Collected data
== == ==

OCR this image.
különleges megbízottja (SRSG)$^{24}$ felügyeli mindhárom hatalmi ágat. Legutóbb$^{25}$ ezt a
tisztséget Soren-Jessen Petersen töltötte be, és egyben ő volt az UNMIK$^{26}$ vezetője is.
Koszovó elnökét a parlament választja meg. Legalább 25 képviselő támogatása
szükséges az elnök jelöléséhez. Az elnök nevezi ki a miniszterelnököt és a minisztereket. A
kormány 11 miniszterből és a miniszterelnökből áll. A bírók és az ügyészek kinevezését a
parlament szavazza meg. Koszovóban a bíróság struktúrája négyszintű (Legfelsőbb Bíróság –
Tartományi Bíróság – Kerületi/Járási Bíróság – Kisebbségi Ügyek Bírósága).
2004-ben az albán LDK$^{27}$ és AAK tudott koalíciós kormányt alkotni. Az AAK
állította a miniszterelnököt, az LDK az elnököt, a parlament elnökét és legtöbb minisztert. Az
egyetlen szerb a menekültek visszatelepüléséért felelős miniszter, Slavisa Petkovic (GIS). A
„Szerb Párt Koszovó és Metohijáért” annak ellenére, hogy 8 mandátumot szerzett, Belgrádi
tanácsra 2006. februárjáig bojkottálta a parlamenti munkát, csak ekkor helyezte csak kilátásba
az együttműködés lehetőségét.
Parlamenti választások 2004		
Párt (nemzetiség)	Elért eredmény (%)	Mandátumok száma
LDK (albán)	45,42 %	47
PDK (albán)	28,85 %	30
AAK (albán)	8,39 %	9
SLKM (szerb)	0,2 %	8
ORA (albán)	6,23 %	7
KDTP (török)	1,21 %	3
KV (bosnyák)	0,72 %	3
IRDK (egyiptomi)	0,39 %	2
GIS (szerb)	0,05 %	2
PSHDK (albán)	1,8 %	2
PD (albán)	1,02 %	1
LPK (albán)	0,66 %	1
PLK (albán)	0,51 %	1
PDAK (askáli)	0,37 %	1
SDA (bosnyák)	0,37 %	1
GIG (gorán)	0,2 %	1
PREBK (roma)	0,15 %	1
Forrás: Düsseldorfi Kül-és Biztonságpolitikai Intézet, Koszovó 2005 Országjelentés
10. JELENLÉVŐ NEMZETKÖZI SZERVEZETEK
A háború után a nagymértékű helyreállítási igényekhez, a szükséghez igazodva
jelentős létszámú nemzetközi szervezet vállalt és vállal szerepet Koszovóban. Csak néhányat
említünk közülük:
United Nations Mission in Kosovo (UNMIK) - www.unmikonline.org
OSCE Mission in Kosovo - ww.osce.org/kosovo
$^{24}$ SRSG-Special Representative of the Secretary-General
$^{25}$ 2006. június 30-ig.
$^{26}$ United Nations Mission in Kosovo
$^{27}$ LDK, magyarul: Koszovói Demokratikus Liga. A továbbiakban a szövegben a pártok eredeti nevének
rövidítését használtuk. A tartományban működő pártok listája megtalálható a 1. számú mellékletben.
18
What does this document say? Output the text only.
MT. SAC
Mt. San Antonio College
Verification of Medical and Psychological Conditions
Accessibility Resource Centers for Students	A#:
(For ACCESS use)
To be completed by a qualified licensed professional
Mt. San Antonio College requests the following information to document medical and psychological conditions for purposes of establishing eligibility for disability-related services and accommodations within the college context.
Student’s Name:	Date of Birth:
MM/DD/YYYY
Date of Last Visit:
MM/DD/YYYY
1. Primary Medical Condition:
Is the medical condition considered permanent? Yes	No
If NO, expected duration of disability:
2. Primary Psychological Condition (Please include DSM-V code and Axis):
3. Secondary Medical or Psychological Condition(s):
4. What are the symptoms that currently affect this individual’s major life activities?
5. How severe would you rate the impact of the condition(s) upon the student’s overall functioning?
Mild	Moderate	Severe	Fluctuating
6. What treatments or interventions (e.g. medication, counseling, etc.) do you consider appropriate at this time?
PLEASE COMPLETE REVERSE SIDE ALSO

== == ==

BRIEF:
Output the listing above word for word.

RESPONSE:
OCR this image.
különleges megbízottja (SRSG)$^{24}$ felügyeli mindhárom hatalmi ágat. Legutóbb$^{25}$ ezt a
tisztséget Soren-Jessen Petersen töltötte be, és egyben ő volt az UNMIK$^{26}$ vezetője is.
Koszovó elnökét a parlament választja meg. Legalább 25 képviselő támogatása
szükséges az elnök jelöléséhez. Az elnök nevezi ki a miniszterelnököt és a minisztereket. A
kormány 11 miniszterből és a miniszterelnökből áll. A bírók és az ügyészek kinevezését a
parlament szavazza meg. Koszovóban a bíróság struktúrája négyszintű (Legfelsőbb Bíróság –
Tartományi Bíróság – Kerületi/Járási Bíróság – Kisebbségi Ügyek Bírósága).
2004-ben az albán LDK$^{27}$ és AAK tudott koalíciós kormányt alkotni. Az AAK
állította a miniszterelnököt, az LDK az elnököt, a parlament elnökét és legtöbb minisztert. Az
egyetlen szerb a menekültek visszatelepüléséért felelős miniszter, Slavisa Petkovic (GIS). A
„Szerb Párt Koszovó és Metohijáért” annak ellenére, hogy 8 mandátumot szerzett, Belgrádi
tanácsra 2006. februárjáig bojkottálta a parlamenti munkát, csak ekkor helyezte csak kilátásba
az együttműködés lehetőségét.
Parlamenti választások 2004		
Párt (nemzetiség)	Elért eredmény (%)	Mandátumok száma
LDK (albán)	45,42 %	47
PDK (albán)	28,85 %	30
AAK (albán)	8,39 %	9
SLKM (szerb)	0,2 %	8
ORA (albán)	6,23 %	7
KDTP (török)	1,21 %	3
KV (bosnyák)	0,72 %	3
IRDK (egyiptomi)	0,39 %	2
GIS (szerb)	0,05 %	2
PSHDK (albán)	1,8 %	2
PD (albán)	1,02 %	1
LPK (albán)	0,66 %	1
PLK (albán)	0,51 %	1
PDAK (askáli)	0,37 %	1
SDA (bosnyák)	0,37 %	1
GIG (gorán)	0,2 %	1
PREBK (roma)	0,15 %	1
Forrás: Düsseldorfi Kül-és Biztonságpolitikai Intézet, Koszovó 2005 Országjelentés
10. JELENLÉVŐ NEMZETKÖZI SZERVEZETEK
A háború után a nagymértékű helyreállítási igényekhez, a szükséghez igazodva
jelentős létszámú nemzetközi szervezet vállalt és vállal szerepet Koszovóban. Csak néhányat
említünk közülük:
United Nations Mission in Kosovo (UNMIK) - www.unmikonline.org
OSCE Mission in Kosovo - ww.osce.org/kosovo
$^{24}$ SRSG-Special Representative of the Secretary-General
$^{25}$ 2006. június 30-ig.
$^{26}$ United Nations Mission in Kosovo
$^{27}$ LDK, magyarul: Koszovói Demokratikus Liga. A továbbiakban a szövegben a pártok eredeti nevének
rövidítését használtuk. A tartományban működő pártok listája megtalálható a 1. számú mellékletben.
18
What does this document say? Output the text only.
MT. SAC
Mt. San Antonio College
Verification of Medical and Psychological Conditions
Accessibility Resource Centers for Students	A#:
(For ACCESS use)
To be completed by a qualified licensed professional
Mt. San Antonio College requests the following information to document medical and psychological conditions for purposes of establishing eligibility for disability-related services and accommodations within the college context.
Student’s Name:	Date of Birth:
MM/DD/YYYY
Date of Last Visit:
MM/DD/YYYY
1. Primary Medical Condition:
Is the medical condition considered permanent? Yes	No
If NO, expected duration of disability:
2. Primary Psychological Condition (Please include DSM-V code and Axis):
3. Secondary Medical or Psychological Condition(s):
4. What are the symptoms that currently affect this individual’s major life activities?
5. How severe would you rate the impact of the condition(s) upon the student’s overall functioning?
Mild	Moderate	Severe	Fluctuating
6. What treatments or interventions (e.g. medication, counseling, etc.) do you consider appropriate at this time?
PLEASE COMPLETE REVERSE SIDE ALSO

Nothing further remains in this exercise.